━━ TASK INPUTS ━━
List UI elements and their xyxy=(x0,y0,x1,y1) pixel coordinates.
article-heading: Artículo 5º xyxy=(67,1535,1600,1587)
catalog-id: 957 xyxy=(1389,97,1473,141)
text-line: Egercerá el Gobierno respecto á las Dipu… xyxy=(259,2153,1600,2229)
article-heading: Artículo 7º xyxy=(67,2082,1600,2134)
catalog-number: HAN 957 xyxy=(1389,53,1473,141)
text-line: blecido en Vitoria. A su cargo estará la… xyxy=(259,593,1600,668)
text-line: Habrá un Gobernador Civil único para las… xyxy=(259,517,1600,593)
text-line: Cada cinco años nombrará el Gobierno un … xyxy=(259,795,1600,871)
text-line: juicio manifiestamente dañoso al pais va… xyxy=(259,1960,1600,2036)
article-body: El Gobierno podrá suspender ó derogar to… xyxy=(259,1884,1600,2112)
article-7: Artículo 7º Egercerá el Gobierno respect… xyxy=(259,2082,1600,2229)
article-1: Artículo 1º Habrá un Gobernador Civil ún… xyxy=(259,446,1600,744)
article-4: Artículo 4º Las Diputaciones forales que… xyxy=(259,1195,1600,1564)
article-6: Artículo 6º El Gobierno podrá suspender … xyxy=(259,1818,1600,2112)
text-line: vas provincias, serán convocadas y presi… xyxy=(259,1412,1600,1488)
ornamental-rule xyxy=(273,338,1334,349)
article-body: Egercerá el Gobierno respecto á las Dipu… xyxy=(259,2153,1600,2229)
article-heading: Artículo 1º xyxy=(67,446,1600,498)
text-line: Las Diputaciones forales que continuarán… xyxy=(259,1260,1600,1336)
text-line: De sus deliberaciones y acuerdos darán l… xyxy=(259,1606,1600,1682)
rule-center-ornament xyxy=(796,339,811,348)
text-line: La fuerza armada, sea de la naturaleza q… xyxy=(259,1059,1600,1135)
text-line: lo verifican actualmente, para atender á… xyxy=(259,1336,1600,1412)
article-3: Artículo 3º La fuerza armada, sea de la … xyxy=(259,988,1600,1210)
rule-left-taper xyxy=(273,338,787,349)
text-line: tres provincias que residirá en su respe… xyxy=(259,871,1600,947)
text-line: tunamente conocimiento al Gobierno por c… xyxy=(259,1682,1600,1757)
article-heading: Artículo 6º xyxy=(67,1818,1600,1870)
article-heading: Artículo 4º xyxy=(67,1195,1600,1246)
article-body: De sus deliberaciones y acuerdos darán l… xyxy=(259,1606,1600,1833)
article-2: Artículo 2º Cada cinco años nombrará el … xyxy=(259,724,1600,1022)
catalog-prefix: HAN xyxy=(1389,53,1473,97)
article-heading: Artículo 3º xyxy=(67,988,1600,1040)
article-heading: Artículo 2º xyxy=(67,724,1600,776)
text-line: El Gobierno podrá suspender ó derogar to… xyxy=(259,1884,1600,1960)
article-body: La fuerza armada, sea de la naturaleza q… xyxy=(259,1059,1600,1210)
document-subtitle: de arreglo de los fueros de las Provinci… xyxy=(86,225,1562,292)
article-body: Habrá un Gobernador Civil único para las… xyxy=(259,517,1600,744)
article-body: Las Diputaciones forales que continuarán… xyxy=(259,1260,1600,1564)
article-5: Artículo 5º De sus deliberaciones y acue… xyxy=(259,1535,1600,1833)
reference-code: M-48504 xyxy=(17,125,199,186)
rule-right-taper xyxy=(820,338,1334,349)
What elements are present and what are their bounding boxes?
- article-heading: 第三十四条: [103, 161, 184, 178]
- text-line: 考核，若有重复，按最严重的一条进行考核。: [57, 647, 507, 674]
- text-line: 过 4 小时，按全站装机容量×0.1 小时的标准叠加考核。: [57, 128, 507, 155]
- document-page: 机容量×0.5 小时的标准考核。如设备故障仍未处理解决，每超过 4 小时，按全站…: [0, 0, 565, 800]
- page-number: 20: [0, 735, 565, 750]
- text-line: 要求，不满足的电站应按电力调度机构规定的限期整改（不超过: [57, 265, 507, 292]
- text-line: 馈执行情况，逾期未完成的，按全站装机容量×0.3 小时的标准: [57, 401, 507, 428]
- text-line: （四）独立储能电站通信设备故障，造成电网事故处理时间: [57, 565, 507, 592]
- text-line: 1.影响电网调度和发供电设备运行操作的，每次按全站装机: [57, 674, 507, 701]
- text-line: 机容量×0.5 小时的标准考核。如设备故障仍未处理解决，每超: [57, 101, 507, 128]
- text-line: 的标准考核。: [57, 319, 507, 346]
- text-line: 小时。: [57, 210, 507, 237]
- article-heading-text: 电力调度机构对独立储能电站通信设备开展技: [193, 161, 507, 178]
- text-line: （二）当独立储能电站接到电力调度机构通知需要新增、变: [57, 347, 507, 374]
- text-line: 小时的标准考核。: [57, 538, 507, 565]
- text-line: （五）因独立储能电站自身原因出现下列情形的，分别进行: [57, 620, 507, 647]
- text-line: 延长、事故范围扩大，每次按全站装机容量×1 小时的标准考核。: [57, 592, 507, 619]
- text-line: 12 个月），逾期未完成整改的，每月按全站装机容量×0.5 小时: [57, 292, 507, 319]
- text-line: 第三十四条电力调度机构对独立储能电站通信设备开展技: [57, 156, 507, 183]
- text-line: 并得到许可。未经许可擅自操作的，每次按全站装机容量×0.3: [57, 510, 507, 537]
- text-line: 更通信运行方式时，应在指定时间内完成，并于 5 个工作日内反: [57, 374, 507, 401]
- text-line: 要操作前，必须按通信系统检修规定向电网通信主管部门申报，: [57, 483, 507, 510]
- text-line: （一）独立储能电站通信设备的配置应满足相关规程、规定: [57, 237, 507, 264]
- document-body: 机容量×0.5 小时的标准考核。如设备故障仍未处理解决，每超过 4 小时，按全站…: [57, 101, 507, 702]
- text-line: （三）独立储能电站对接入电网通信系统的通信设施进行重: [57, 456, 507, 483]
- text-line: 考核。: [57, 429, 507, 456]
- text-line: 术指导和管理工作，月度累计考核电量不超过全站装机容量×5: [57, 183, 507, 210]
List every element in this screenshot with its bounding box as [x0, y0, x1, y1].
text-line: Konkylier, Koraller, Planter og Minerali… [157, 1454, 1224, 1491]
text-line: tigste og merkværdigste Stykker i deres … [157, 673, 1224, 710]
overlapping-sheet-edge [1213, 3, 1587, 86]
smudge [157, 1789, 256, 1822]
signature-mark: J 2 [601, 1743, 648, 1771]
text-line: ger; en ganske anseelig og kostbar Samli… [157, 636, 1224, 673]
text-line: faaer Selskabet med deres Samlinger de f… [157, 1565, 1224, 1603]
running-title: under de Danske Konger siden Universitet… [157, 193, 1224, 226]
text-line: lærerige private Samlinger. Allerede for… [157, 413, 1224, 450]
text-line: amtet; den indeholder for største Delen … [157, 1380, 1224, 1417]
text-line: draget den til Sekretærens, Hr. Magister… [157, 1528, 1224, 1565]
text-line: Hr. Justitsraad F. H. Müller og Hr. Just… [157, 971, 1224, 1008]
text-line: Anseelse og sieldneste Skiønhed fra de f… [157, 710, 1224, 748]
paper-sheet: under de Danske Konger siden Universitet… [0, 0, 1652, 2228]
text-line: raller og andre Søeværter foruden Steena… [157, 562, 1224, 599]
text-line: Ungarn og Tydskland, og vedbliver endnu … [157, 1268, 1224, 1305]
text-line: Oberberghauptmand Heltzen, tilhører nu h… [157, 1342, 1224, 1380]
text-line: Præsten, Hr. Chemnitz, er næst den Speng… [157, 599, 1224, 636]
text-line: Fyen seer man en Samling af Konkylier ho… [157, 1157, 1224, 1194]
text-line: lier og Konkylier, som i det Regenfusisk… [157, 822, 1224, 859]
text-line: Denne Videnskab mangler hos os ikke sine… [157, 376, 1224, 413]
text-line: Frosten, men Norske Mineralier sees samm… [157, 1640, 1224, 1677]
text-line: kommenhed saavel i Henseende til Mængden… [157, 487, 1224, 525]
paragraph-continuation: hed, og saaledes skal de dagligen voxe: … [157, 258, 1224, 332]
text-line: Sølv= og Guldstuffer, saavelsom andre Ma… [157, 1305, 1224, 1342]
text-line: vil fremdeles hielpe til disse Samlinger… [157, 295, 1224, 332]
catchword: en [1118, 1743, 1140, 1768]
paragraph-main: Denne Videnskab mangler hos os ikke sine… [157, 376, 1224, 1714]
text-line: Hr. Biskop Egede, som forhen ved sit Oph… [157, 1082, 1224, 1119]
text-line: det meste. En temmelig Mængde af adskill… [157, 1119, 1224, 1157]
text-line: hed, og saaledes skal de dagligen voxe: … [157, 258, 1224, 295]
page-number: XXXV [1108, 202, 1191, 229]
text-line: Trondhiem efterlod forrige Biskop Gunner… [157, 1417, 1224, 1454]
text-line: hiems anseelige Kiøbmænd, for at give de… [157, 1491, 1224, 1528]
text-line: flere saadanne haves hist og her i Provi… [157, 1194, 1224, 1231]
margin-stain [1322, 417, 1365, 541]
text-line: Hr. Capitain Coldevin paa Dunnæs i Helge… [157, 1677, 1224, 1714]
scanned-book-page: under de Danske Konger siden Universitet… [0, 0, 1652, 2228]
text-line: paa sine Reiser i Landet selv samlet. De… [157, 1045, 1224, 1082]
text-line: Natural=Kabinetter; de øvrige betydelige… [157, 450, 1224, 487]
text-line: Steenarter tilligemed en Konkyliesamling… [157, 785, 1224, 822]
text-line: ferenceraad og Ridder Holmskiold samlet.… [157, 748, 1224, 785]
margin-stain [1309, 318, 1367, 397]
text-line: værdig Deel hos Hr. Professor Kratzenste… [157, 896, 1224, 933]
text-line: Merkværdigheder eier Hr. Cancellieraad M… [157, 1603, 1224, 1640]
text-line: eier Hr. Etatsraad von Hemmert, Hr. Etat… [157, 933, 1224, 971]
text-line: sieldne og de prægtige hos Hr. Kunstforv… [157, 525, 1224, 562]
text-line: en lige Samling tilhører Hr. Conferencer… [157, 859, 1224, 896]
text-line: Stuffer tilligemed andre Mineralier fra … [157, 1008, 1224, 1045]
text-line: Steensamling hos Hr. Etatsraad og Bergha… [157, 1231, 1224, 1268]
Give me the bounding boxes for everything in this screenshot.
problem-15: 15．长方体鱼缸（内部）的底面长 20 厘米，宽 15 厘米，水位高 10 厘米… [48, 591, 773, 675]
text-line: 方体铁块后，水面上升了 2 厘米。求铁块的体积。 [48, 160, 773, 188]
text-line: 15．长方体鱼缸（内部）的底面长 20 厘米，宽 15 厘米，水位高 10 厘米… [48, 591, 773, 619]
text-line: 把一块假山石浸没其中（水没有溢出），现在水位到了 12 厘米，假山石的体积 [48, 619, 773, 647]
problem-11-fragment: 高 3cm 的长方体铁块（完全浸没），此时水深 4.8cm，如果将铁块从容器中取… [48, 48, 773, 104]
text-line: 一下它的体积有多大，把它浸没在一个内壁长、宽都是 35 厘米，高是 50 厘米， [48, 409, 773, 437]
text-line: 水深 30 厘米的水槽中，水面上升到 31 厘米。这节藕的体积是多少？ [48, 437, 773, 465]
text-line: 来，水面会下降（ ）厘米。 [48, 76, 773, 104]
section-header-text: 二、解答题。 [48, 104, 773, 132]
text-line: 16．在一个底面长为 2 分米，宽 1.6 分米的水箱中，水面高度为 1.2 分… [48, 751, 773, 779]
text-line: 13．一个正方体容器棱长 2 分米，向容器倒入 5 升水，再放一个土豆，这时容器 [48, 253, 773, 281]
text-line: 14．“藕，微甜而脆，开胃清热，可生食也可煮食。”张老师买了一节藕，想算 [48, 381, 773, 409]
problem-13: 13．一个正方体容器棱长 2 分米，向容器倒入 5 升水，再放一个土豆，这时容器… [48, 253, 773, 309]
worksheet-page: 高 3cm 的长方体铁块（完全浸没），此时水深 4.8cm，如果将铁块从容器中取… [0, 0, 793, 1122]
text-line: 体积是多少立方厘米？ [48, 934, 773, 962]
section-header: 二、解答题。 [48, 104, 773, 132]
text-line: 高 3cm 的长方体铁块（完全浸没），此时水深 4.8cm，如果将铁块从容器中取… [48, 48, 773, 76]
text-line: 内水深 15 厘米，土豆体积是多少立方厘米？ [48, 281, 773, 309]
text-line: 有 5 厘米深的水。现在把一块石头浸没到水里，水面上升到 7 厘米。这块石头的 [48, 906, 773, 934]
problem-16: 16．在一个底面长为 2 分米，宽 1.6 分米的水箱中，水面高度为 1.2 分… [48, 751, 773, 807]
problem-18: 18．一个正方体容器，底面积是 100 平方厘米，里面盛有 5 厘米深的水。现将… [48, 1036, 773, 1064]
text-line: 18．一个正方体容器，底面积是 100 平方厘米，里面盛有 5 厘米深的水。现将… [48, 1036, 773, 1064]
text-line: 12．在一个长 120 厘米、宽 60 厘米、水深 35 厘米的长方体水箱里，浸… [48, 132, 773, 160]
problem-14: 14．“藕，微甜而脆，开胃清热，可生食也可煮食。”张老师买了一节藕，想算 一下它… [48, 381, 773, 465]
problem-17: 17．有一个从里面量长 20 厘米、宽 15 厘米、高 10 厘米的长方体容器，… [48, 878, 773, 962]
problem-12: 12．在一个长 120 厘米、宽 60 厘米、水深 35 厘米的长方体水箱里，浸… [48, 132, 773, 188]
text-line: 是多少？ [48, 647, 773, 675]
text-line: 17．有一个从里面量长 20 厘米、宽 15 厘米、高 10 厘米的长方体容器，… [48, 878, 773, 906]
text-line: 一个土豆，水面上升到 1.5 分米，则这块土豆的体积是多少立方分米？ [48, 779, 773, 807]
━━━
# WRITTEN REQUEST:
Can you copy the stretch from the start of these lines through the line containing "text-line: vas provincias, serán", substituting "section-heading" for "article-heading" and leaving everything else unchanged?

# RESPONSE BELOW:
List UI elements and their xyxy=(x0,y0,x1,y1) pixel coordinates.
section-heading: Artículo 5º xyxy=(67,1535,1600,1587)
catalog-id: 957 xyxy=(1389,97,1473,141)
text-line: Egercerá el Gobierno respecto á las Dipu… xyxy=(259,2153,1600,2229)
section-heading: Artículo 7º xyxy=(67,2082,1600,2134)
catalog-number: HAN 957 xyxy=(1389,53,1473,141)
text-line: blecido en Vitoria. A su cargo estará la… xyxy=(259,593,1600,668)
text-line: Habrá un Gobernador Civil único para las… xyxy=(259,517,1600,593)
text-line: Cada cinco años nombrará el Gobierno un … xyxy=(259,795,1600,871)
text-line: juicio manifiestamente dañoso al pais va… xyxy=(259,1960,1600,2036)
article-body: El Gobierno podrá suspender ó derogar to… xyxy=(259,1884,1600,2112)
article-7: Artículo 7º Egercerá el Gobierno respect… xyxy=(259,2082,1600,2229)
article-1: Artículo 1º Habrá un Gobernador Civil ún… xyxy=(259,446,1600,744)
article-4: Artículo 4º Las Diputaciones forales que… xyxy=(259,1195,1600,1564)
article-6: Artículo 6º El Gobierno podrá suspender … xyxy=(259,1818,1600,2112)
text-line: vas provincias, serán convocadas y presi… xyxy=(259,1412,1600,1488)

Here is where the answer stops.